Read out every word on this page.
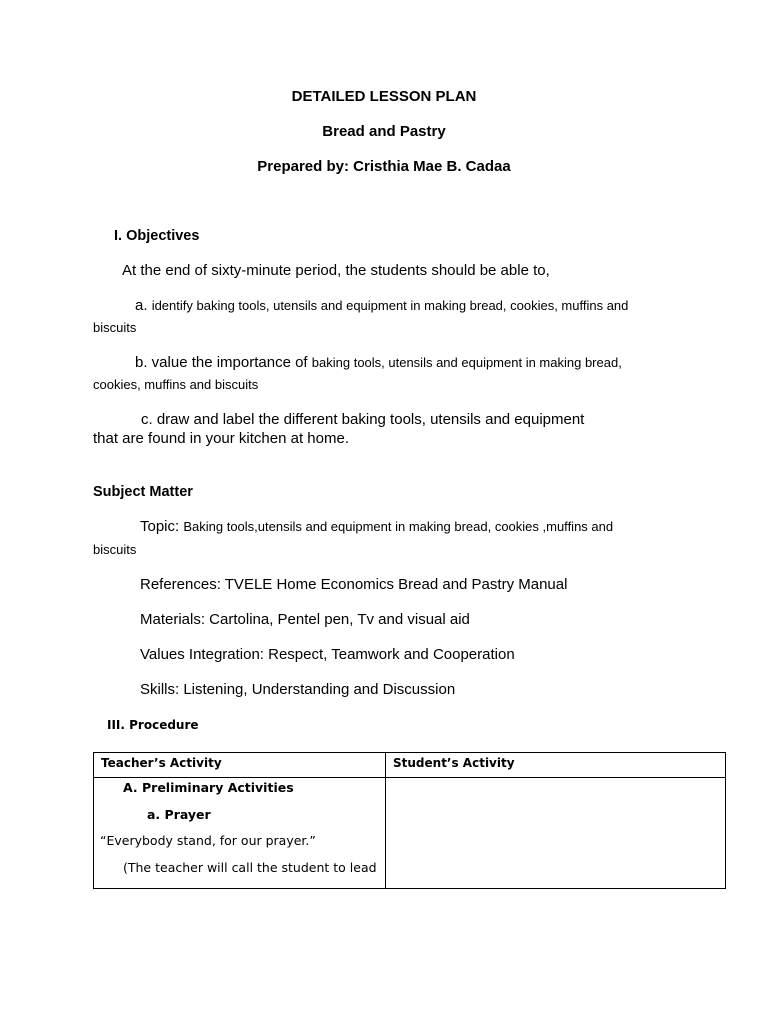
DETAILED LESSON PLAN
Bread and Pastry
Prepared by: Cristhia Mae B. Cadaa
I. Objectives
At the end of sixty-minute period, the students should be able to,
a. identify baking tools, utensils and equipment in making bread, cookies, muffins and
biscuits
b. value the importance of baking tools, utensils and equipment in making bread,
cookies, muffins and biscuits
c. draw and label the different baking tools, utensils and equipment
that are found in your kitchen at home.
Subject Matter
Topic: Baking tools,utensils and equipment in making bread, cookies ,muffins and
biscuits
References: TVELE Home Economics Bread and Pastry Manual
Materials: Cartolina, Pentel pen, Tv and visual aid
Values Integration: Respect, Teamwork and Cooperation
Skills: Listening, Understanding and Discussion
III. Procedure
Teacher’s Activity	Student’s Activity

A. Preliminary Activities
a. Prayer
“Everybody stand, for our prayer.”
(The teacher will call the student to lead	
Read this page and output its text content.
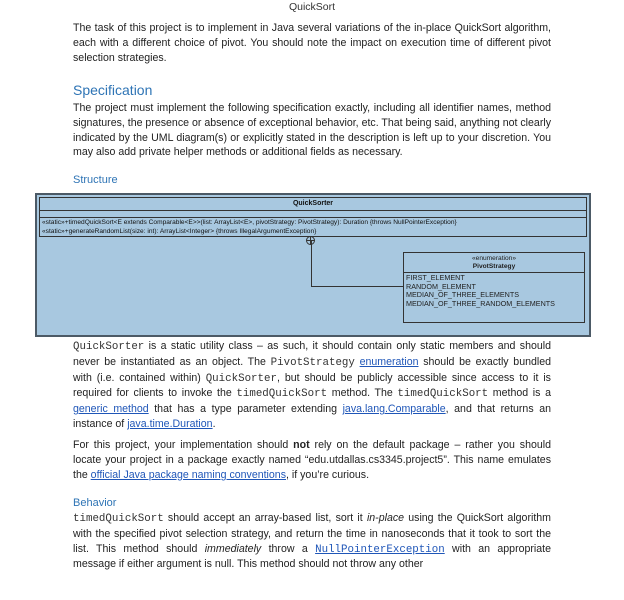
QuickSort

The task of this project is to implement in Java several variations of the in-place QuickSort algorithm, each with a different choice of pivot. You should note the impact on execution time of different pivot selection strategies.

Specification

The project must implement the following specification exactly, including all identifier names, method signatures, the presence or absence of exceptional behavior, etc. That being said, anything not clearly indicated by the UML diagram(s) or explicitly stated in the description is left up to your discretion. You may also add private helper methods or additional fields as necessary.

Structure
QuickSorter
«static»+timedQuickSort<E extends Comparable<E>>(list: ArrayList<E>, pivotStrategy: PivotStrategy): Duration {throws NullPointerException}
«static»+generateRandomList(size: int): ArrayList<Integer> {throws IllegalArgumentException}
«enumeration»
PivotStrategy
FIRST_ELEMENT
RANDOM_ELEMENT
MEDIAN_OF_THREE_ELEMENTS
MEDIAN_OF_THREE_RANDOM_ELEMENTS

QuickSorter is a static utility class – as such, it should contain only static members and should never be instantiated as an object. The PivotStrategy enumeration should be exactly bundled with (i.e. contained within) QuickSorter, but should be publicly accessible since access to it is required for clients to invoke the timedQuickSort method. The timedQuickSort method is a generic method that has a type parameter extending java.lang.Comparable, and that returns an instance of java.time.Duration.

For this project, your implementation should not rely on the default package – rather you should locate your project in a package exactly named “edu.utdallas.cs3345.project5”. This name emulates the official Java package naming conventions, if you’re curious.

Behavior

timedQuickSort should accept an array-based list, sort it in-place using the QuickSort algorithm with the specified pivot selection strategy, and return the time in nanoseconds that it took to sort the list. This method should immediately throw a NullPointerException with an appropriate message if either argument is null. This method should not throw any other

------

Reproduce the full listing above verbatim, with no pictures included.

Read out every word on this page.
DETAILED LESSON PLAN
Bread and Pastry
Prepared by: Cristhia Mae B. Cadaa
I. Objectives
At the end of sixty-minute period, the students should be able to,
a. identify baking tools, utensils and equipment in making bread, cookies, muffins and
biscuits
b. value the importance of baking tools, utensils and equipment in making bread,
cookies, muffins and biscuits
c. draw and label the different baking tools, utensils and equipment
that are found in your kitchen at home.
Subject Matter
Topic: Baking tools,utensils and equipment in making bread, cookies ,muffins and
biscuits
References: TVELE Home Economics Bread and Pastry Manual
Materials: Cartolina, Pentel pen, Tv and visual aid
Values Integration: Respect, Teamwork and Cooperation
Skills: Listening, Understanding and Discussion
III. Procedure
Teacher’s Activity	Student’s Activity

A. Preliminary Activities
a. Prayer
“Everybody stand, for our prayer.”
(The teacher will call the student to lead	
Read this page and output its text content.
QuickSort

The task of this project is to implement in Java several variations of the in-place QuickSort algorithm, each with a different choice of pivot. You should note the impact on execution time of different pivot selection strategies.

Specification

The project must implement the following specification exactly, including all identifier names, method signatures, the presence or absence of exceptional behavior, etc. That being said, anything not clearly indicated by the UML diagram(s) or explicitly stated in the description is left up to your discretion. You may also add private helper methods or additional fields as necessary.

Structure
QuickSorter
«static»+timedQuickSort<E extends Comparable<E>>(list: ArrayList<E>, pivotStrategy: PivotStrategy): Duration {throws NullPointerException}
«static»+generateRandomList(size: int): ArrayList<Integer> {throws IllegalArgumentException}
«enumeration»
PivotStrategy
FIRST_ELEMENT
RANDOM_ELEMENT
MEDIAN_OF_THREE_ELEMENTS
MEDIAN_OF_THREE_RANDOM_ELEMENTS

QuickSorter is a static utility class – as such, it should contain only static members and should never be instantiated as an object. The PivotStrategy enumeration should be exactly bundled with (i.e. contained within) QuickSorter, but should be publicly accessible since access to it is required for clients to invoke the timedQuickSort method. The timedQuickSort method is a generic method that has a type parameter extending java.lang.Comparable, and that returns an instance of java.time.Duration.

For this project, your implementation should not rely on the default package – rather you should locate your project in a package exactly named “edu.utdallas.cs3345.project5”. This name emulates the official Java package naming conventions, if you’re curious.

Behavior

timedQuickSort should accept an array-based list, sort it in-place using the QuickSort algorithm with the specified pivot selection strategy, and return the time in nanoseconds that it took to sort the list. This method should immediately throw a NullPointerException with an appropriate message if either argument is null. This method should not throw any other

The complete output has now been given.